Items from a dataset

<<<<

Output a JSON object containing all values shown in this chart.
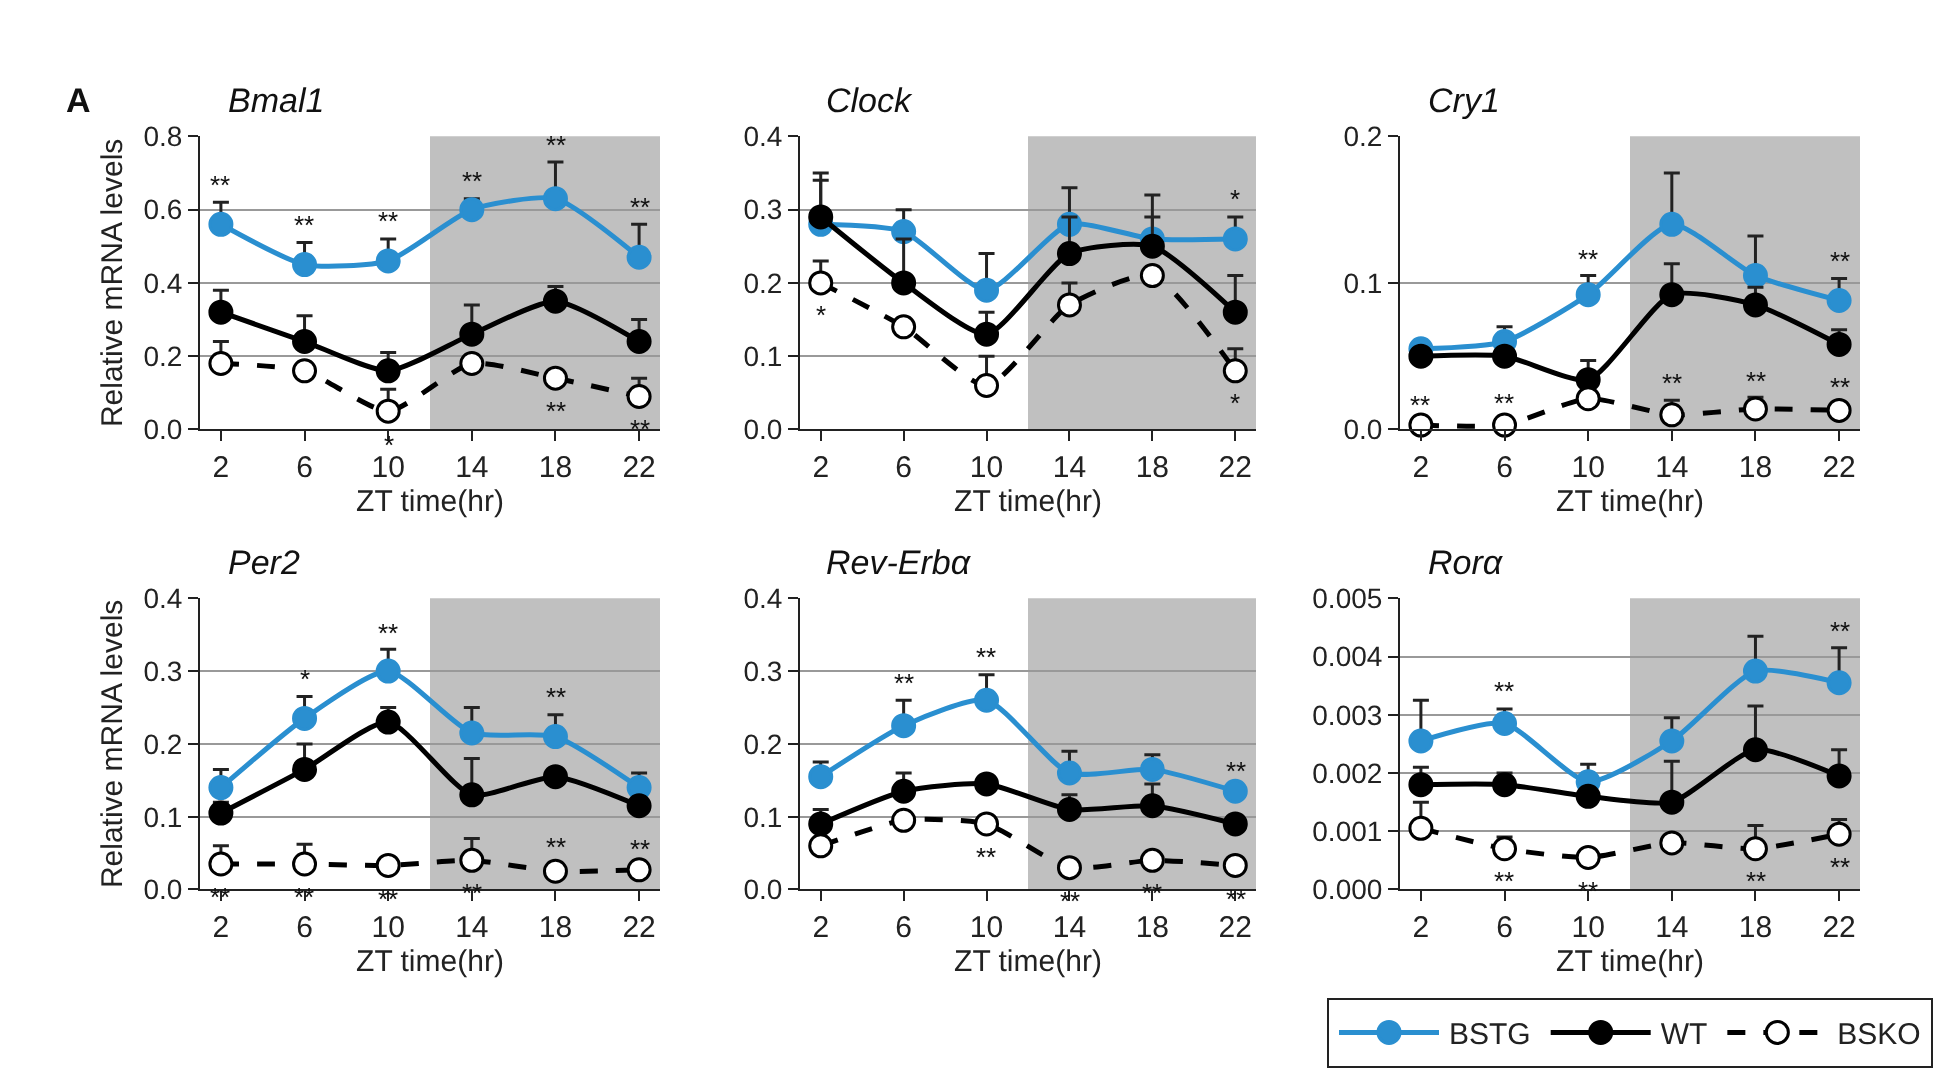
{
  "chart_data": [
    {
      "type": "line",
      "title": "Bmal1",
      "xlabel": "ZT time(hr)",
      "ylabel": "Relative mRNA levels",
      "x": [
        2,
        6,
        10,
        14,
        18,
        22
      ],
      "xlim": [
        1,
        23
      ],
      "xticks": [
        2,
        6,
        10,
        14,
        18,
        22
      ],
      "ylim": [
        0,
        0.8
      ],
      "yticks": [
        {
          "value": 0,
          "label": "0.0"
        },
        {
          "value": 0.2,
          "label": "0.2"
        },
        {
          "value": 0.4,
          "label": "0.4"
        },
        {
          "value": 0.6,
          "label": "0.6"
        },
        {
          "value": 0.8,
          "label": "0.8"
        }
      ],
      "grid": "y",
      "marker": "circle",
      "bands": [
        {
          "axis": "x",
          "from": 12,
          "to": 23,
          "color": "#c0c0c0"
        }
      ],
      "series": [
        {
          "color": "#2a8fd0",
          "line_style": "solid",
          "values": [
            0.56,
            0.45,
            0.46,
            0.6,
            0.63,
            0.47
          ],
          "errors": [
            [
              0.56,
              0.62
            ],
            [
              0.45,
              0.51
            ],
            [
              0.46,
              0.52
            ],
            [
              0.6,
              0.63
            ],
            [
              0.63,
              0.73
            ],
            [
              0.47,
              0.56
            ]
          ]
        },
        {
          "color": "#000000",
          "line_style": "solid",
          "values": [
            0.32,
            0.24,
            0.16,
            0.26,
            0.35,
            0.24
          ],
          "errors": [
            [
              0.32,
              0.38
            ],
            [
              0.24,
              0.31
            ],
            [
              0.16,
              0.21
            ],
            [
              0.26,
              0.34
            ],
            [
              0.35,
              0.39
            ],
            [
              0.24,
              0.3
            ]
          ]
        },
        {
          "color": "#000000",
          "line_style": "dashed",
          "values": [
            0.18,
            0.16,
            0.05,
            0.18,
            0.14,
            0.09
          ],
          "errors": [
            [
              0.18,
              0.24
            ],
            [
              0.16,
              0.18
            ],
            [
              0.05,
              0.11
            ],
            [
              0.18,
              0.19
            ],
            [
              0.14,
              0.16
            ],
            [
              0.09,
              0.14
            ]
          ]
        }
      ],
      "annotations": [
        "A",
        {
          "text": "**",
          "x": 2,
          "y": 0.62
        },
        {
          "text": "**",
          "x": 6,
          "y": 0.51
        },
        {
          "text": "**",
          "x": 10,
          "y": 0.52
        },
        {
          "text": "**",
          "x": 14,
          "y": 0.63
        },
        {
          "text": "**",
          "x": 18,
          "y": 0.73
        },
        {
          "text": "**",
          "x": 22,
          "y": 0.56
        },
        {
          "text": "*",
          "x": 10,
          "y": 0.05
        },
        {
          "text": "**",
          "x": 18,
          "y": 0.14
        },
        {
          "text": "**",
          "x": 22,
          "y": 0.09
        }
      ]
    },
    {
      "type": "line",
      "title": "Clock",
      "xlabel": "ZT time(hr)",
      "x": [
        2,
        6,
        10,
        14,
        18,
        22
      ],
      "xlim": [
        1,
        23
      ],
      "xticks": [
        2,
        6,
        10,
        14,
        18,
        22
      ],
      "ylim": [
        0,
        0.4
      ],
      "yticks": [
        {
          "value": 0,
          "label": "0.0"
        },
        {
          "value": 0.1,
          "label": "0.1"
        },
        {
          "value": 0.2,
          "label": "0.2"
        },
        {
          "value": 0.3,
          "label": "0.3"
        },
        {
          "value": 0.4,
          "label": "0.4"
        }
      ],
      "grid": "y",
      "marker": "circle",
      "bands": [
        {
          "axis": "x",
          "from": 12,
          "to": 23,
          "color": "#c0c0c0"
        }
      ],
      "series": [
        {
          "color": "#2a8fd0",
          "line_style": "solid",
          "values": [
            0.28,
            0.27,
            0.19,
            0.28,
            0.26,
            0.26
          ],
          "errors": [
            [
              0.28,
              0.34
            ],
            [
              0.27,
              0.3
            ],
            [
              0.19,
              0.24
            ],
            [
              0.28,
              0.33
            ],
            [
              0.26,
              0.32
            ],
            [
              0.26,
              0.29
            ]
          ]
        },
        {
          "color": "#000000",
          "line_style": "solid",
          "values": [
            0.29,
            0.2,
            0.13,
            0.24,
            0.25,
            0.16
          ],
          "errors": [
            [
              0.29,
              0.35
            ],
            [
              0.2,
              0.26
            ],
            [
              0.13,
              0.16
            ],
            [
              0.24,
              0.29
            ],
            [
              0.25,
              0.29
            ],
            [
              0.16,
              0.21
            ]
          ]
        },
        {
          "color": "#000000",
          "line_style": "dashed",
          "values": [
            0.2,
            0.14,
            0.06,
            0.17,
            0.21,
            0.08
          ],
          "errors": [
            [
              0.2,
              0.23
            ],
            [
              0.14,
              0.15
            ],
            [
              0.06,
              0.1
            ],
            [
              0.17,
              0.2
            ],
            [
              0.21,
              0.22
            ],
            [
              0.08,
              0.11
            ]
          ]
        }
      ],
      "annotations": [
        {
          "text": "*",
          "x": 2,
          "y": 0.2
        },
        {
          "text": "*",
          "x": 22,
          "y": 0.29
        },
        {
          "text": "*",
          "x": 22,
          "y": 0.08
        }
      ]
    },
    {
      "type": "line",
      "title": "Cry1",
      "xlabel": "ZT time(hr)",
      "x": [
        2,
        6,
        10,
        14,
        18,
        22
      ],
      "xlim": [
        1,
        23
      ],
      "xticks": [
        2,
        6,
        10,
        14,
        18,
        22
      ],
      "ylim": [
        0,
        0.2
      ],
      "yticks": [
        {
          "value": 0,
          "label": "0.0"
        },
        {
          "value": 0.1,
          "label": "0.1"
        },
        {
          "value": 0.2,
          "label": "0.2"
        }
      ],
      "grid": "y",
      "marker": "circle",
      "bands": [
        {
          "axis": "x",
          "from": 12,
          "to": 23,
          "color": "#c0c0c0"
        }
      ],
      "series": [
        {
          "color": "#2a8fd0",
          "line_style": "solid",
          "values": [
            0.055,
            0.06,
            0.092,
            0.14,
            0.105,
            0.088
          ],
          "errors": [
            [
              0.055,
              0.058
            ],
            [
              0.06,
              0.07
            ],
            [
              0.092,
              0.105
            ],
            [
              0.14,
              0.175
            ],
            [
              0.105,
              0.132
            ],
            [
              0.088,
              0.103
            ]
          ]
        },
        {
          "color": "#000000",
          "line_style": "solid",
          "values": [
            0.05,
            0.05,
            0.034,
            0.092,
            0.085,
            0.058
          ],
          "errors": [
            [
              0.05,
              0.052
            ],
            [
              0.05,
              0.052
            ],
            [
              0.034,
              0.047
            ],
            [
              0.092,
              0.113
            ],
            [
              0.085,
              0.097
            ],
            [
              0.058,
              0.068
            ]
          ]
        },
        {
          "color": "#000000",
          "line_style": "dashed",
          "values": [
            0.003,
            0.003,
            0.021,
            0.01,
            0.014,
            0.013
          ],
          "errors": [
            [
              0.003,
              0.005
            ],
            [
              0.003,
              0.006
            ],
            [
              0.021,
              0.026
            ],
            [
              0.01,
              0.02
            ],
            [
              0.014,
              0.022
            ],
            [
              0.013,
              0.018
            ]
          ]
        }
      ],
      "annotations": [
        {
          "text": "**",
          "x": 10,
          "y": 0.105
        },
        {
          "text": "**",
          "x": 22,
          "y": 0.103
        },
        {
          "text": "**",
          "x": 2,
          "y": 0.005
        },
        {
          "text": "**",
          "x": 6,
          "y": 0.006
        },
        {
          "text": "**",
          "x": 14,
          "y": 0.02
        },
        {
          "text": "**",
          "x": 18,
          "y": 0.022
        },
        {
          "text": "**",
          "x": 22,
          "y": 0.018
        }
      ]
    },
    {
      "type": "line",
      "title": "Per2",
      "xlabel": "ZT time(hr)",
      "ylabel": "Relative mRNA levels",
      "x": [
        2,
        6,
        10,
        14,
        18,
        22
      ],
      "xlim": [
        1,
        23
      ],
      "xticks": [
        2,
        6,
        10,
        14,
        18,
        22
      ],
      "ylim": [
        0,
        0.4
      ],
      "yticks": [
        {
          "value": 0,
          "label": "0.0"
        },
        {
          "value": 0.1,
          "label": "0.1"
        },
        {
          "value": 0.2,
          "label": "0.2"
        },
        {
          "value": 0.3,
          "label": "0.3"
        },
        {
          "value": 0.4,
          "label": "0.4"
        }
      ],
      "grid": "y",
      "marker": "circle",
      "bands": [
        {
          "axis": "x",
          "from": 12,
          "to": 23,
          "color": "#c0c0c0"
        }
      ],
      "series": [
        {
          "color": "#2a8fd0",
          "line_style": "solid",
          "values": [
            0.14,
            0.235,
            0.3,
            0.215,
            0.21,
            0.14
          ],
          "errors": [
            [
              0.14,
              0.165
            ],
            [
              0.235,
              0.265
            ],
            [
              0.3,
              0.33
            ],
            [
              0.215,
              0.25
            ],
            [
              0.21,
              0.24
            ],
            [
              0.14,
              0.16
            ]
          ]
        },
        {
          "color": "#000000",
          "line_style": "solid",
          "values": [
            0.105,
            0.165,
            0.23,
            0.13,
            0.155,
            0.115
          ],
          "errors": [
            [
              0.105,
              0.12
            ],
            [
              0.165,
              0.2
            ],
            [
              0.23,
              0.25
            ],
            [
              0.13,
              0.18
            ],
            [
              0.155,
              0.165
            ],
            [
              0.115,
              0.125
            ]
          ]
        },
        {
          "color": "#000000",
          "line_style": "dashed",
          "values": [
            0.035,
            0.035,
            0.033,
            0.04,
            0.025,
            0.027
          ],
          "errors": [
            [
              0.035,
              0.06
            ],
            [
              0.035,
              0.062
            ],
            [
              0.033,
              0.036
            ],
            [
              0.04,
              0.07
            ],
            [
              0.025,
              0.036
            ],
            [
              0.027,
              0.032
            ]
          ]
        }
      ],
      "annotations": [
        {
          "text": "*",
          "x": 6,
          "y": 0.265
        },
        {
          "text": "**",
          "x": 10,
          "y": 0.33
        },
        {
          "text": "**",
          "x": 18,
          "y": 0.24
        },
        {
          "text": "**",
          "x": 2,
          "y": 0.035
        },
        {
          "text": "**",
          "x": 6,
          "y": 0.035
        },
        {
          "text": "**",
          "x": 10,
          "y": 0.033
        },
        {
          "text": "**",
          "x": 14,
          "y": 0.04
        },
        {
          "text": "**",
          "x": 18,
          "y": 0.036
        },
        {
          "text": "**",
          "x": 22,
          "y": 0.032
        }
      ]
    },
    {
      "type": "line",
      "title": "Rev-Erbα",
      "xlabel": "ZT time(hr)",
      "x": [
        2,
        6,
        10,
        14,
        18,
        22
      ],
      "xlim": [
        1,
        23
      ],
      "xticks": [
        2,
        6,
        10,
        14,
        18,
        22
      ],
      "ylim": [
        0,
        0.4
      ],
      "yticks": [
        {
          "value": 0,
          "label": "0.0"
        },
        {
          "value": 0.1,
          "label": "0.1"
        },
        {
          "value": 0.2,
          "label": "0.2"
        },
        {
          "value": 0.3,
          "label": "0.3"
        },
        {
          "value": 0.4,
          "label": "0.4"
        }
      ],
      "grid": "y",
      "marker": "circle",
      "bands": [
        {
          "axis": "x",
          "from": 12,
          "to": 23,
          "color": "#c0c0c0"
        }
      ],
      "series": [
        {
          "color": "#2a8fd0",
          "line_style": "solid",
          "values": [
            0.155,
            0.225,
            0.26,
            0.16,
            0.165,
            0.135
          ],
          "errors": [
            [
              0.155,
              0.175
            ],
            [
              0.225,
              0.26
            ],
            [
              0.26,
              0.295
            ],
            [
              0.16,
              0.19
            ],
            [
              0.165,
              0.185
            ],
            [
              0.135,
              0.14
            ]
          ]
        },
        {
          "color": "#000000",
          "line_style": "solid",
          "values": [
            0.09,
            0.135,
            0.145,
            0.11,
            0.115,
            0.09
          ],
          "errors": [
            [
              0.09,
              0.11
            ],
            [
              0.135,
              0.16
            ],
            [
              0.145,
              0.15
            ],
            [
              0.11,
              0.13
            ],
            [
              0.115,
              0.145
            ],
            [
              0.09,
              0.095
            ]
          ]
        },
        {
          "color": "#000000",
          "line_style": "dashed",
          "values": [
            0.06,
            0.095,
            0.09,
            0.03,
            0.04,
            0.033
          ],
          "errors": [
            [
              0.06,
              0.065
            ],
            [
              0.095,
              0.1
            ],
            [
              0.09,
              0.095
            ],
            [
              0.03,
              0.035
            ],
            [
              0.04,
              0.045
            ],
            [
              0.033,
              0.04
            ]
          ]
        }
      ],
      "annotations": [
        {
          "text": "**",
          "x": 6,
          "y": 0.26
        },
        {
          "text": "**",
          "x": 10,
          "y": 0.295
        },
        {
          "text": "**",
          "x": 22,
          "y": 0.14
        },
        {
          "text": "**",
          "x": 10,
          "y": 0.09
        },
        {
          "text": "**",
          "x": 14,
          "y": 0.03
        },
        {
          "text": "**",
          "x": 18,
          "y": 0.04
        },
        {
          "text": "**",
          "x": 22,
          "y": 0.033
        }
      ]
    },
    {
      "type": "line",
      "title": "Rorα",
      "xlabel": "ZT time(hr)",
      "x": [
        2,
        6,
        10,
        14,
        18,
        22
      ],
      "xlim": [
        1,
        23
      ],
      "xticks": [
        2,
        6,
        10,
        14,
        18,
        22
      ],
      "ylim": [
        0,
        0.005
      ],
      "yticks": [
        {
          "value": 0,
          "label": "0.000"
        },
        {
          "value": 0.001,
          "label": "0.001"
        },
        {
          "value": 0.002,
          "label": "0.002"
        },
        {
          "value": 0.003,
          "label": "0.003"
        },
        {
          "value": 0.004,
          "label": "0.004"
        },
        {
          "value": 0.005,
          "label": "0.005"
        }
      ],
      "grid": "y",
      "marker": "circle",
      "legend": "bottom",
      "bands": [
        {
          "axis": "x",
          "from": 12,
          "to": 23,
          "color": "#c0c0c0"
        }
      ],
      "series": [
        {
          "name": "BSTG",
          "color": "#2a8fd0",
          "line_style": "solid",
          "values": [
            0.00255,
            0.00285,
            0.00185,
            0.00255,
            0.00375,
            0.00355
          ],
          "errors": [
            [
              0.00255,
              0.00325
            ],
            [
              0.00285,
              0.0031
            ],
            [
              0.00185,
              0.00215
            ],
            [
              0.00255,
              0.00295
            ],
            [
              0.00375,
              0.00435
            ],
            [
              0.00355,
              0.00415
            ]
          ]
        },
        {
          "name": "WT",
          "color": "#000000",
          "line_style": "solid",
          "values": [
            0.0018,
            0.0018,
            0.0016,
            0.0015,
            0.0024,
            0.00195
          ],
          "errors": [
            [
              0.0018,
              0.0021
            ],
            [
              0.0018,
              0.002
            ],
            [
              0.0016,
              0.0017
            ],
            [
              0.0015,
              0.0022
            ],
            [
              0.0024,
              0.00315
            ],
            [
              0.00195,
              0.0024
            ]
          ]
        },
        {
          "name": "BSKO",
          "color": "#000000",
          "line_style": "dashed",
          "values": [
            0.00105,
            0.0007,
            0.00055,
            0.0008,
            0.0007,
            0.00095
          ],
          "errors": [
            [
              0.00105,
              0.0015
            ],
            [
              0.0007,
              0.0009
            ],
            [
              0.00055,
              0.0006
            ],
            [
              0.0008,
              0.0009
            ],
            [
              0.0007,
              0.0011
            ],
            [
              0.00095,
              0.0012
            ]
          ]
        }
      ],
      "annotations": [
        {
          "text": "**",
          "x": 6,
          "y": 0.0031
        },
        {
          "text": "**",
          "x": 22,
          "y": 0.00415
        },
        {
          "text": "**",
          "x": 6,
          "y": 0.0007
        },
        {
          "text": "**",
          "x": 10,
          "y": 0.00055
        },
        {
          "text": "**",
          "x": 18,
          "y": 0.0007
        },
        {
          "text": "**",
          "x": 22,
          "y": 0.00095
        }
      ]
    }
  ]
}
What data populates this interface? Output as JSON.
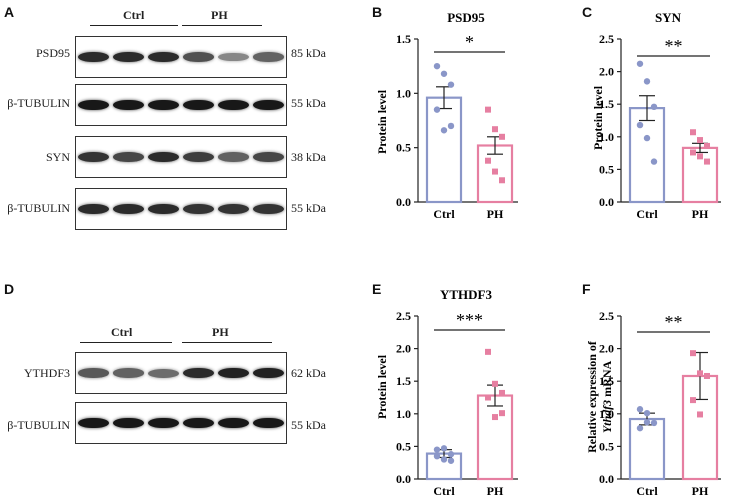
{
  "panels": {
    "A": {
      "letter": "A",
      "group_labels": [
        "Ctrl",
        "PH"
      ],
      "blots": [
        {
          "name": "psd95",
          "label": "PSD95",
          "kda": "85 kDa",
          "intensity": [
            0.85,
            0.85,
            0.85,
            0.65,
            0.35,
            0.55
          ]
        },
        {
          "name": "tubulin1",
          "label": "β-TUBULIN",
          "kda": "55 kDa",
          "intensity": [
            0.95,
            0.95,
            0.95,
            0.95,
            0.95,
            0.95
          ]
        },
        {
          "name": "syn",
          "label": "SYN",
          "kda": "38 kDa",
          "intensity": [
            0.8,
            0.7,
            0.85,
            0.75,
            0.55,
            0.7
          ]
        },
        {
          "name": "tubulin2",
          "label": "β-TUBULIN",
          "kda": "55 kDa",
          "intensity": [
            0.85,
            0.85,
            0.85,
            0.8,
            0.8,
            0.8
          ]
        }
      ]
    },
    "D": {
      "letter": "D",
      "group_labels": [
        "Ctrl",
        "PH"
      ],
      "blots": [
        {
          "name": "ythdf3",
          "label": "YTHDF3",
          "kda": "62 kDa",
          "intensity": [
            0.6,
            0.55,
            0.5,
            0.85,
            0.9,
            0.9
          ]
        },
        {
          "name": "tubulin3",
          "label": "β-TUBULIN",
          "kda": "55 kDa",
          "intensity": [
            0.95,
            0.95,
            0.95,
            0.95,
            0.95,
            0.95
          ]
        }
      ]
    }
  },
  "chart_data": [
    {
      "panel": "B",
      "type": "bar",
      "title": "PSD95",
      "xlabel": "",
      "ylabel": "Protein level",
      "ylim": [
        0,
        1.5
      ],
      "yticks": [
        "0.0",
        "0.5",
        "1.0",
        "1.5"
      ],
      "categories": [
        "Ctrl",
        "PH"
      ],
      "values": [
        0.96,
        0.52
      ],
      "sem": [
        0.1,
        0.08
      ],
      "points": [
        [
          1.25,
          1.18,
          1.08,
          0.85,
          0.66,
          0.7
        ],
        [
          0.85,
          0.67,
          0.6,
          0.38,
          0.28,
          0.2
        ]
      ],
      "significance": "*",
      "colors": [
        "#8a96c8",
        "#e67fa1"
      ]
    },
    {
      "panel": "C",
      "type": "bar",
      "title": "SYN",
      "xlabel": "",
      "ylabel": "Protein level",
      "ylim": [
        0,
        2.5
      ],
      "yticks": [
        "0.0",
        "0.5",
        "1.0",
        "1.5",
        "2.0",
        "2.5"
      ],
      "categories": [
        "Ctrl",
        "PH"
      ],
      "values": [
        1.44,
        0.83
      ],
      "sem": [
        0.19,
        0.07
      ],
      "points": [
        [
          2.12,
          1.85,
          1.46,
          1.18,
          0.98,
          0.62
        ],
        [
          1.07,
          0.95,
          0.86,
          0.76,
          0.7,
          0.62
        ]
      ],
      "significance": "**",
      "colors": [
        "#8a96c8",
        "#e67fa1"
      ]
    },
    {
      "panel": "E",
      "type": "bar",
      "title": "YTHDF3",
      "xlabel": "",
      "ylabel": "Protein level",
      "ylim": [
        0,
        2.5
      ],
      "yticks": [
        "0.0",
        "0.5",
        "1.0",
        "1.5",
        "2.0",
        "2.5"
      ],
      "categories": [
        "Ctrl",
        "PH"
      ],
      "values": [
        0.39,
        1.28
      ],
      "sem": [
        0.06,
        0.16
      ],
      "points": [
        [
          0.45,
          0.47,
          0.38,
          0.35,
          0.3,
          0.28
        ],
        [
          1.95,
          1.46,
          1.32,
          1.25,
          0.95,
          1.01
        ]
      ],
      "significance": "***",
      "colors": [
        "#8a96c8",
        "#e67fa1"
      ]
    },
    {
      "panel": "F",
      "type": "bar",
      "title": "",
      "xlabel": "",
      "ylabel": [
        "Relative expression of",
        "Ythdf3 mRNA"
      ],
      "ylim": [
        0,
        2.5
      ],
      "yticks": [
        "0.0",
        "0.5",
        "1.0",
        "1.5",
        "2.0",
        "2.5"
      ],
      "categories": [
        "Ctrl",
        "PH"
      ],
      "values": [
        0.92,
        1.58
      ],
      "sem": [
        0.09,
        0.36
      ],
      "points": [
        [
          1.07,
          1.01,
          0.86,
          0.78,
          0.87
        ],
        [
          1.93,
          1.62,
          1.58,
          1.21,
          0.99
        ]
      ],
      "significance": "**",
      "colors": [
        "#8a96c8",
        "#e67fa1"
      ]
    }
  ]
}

>>>>

▶ _TASK DIRECTIONS_
Pick each line holding "name" out of the entries above and return it.

▶ _RESPONSE BELOW_
          "name": "BSTG",
          "name": "WT",
          "name": "BSKO",
          "name": "psd95",
          "name": "tubulin1",
          "name": "syn",
          "name": "tubulin2",
          "name": "ythdf3",
          "name": "tubulin3",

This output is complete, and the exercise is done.